begin ENTRIES SUPPLIED
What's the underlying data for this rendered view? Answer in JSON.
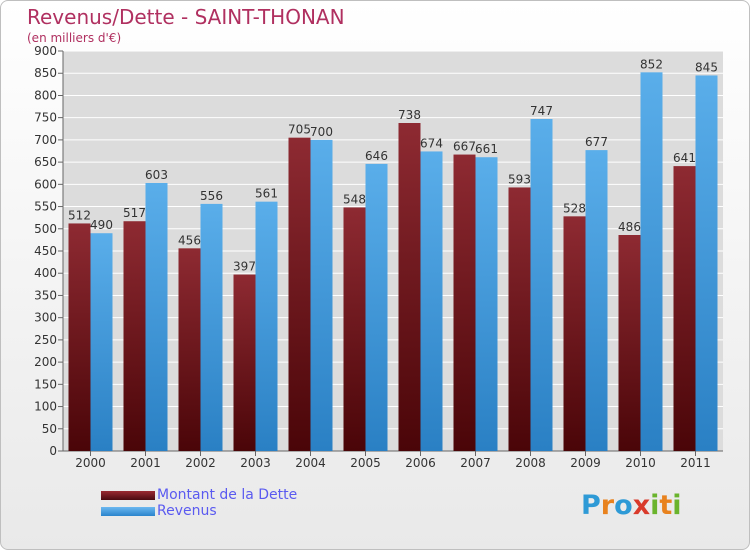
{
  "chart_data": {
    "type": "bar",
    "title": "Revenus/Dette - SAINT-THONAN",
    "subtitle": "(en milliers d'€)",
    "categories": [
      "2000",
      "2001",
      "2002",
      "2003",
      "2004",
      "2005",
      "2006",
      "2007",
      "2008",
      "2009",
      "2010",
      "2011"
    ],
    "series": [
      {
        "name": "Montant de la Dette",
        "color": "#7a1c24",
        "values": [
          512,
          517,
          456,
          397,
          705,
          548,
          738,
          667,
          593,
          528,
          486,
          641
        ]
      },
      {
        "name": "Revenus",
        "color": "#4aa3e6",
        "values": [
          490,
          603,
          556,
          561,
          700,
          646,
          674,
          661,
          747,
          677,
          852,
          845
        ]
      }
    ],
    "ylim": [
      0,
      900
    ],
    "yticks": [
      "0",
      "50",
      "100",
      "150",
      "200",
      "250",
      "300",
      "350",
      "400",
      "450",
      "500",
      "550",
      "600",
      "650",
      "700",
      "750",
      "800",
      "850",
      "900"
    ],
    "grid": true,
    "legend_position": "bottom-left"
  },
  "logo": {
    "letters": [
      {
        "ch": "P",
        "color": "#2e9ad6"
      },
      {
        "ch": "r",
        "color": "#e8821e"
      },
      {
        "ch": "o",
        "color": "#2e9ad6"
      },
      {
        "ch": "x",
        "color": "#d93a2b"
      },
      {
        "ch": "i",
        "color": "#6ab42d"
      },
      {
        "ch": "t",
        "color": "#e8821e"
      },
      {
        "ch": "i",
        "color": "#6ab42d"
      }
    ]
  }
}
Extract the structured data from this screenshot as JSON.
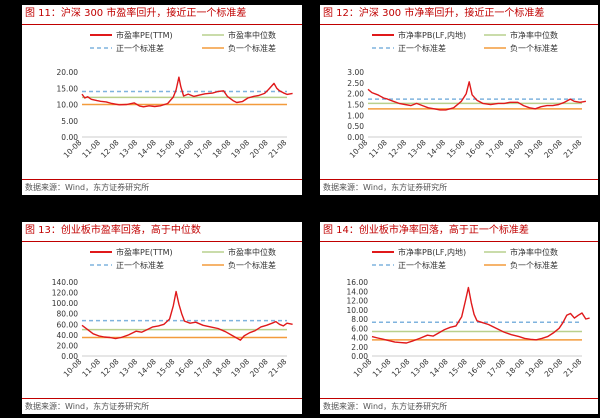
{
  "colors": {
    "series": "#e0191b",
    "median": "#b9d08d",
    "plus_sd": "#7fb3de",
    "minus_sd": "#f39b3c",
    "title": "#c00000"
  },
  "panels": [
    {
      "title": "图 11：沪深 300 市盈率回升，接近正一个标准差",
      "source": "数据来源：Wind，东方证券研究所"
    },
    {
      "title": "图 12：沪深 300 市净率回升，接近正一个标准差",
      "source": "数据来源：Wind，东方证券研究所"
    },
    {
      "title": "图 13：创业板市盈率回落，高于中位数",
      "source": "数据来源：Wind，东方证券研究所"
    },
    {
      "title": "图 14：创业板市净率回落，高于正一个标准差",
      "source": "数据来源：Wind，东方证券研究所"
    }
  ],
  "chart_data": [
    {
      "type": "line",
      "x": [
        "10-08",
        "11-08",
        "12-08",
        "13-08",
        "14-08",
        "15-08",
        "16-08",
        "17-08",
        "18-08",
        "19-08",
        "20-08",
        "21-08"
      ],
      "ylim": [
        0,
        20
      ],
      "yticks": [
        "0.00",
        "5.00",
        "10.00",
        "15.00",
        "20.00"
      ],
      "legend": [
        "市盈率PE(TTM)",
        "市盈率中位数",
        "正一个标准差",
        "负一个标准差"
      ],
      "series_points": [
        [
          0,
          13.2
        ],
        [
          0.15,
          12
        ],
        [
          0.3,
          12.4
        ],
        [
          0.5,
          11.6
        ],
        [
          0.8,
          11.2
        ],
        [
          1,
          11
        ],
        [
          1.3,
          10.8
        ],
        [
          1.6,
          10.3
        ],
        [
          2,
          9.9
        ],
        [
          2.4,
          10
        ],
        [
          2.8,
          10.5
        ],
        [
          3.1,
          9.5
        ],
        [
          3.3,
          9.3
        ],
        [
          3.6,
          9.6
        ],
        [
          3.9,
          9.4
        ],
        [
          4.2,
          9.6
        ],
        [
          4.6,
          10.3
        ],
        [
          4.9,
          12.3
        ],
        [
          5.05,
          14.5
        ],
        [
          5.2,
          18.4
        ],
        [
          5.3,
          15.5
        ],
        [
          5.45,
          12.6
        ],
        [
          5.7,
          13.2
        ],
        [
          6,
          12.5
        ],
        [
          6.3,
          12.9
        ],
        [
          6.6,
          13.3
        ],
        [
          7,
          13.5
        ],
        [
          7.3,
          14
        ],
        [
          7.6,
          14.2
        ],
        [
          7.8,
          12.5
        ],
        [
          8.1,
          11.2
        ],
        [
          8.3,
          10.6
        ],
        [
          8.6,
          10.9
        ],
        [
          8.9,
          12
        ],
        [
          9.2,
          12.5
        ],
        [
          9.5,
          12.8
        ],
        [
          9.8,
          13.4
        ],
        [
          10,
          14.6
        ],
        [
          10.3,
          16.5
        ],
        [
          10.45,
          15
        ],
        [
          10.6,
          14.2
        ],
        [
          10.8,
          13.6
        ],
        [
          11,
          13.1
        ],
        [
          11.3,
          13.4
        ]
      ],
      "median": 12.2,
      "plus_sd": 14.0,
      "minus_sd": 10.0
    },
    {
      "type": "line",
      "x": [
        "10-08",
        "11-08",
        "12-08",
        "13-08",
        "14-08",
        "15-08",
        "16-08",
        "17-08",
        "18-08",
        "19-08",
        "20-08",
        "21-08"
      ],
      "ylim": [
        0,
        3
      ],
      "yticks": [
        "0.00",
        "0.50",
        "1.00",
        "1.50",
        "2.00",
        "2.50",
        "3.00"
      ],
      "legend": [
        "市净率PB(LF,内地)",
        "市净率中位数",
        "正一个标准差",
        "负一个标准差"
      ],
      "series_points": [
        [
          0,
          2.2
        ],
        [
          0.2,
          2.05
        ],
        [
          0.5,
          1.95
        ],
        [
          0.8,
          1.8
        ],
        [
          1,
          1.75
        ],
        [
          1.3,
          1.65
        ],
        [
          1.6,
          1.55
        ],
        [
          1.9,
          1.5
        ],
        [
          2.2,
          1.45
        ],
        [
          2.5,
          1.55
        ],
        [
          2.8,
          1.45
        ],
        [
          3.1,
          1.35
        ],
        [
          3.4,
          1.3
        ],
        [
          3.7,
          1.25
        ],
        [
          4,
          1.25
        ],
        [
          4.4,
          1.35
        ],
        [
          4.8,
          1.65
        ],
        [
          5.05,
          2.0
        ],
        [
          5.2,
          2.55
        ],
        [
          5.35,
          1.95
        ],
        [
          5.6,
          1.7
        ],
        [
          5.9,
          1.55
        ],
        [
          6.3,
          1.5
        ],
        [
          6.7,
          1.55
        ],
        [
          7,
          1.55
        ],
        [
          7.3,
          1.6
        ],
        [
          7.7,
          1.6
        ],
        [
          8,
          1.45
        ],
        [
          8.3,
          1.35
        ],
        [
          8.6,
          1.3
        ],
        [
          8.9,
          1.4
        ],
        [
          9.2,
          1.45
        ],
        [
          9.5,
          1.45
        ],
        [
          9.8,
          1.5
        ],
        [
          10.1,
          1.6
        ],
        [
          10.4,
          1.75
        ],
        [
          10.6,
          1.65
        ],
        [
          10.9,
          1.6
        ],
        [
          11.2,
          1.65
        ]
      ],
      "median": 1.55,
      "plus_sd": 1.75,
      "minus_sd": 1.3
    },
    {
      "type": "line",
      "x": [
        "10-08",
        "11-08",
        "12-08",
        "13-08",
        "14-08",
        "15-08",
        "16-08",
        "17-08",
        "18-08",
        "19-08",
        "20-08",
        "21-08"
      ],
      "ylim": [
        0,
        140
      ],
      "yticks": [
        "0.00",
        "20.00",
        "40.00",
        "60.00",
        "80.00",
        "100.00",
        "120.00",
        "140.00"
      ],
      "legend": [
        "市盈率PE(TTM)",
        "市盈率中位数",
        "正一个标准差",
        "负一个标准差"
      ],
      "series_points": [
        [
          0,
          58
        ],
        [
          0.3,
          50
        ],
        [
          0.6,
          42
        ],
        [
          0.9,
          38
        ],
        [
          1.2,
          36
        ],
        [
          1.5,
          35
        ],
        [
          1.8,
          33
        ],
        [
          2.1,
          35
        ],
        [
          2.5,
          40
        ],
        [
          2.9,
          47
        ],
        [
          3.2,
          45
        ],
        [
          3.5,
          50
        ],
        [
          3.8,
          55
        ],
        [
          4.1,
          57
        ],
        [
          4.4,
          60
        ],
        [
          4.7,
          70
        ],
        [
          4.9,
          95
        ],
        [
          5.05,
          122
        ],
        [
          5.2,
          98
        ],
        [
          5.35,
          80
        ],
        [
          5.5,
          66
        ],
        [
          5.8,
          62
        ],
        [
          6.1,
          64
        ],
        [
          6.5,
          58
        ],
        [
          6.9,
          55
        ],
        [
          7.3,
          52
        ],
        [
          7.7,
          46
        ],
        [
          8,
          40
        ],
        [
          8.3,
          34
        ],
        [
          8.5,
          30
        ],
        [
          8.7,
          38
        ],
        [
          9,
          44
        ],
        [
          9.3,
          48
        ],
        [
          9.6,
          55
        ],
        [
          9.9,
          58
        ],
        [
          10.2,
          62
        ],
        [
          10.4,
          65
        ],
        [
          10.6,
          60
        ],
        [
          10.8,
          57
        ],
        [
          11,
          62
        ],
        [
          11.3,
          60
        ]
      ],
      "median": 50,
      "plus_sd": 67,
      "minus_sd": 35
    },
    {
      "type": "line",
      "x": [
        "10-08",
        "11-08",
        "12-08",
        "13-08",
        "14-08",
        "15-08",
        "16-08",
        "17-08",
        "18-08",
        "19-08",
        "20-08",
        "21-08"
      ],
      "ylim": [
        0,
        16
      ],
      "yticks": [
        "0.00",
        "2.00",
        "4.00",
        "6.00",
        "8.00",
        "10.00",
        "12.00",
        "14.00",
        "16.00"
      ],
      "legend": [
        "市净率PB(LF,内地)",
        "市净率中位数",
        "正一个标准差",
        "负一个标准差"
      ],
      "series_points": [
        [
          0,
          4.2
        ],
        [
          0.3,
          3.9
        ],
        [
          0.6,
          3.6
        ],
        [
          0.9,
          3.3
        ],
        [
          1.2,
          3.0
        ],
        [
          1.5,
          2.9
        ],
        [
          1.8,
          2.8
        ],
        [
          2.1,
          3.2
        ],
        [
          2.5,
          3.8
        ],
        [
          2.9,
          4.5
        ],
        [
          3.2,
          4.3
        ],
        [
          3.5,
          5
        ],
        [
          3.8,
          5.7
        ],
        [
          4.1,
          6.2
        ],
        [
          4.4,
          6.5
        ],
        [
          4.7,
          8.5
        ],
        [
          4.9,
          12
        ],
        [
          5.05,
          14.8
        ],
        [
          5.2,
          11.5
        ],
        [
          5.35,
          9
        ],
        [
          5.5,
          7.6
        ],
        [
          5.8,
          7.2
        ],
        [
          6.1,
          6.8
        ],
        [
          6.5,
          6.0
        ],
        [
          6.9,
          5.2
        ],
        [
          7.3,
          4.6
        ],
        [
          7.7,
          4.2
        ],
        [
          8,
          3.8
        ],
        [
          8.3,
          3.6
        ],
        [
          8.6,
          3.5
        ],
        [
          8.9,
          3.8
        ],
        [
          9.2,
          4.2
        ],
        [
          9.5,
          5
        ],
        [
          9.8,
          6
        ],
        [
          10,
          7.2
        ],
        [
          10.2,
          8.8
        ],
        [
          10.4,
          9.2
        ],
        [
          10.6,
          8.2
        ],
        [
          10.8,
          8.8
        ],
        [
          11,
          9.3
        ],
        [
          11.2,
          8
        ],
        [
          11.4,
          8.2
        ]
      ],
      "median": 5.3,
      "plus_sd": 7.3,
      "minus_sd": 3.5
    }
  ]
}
end ENTRIES SUPPLIED
- [JOB]: Looking at the records above, work out how many lines include the word "this", then give that number by itself.

- [THE COMPLETED TASK]: 2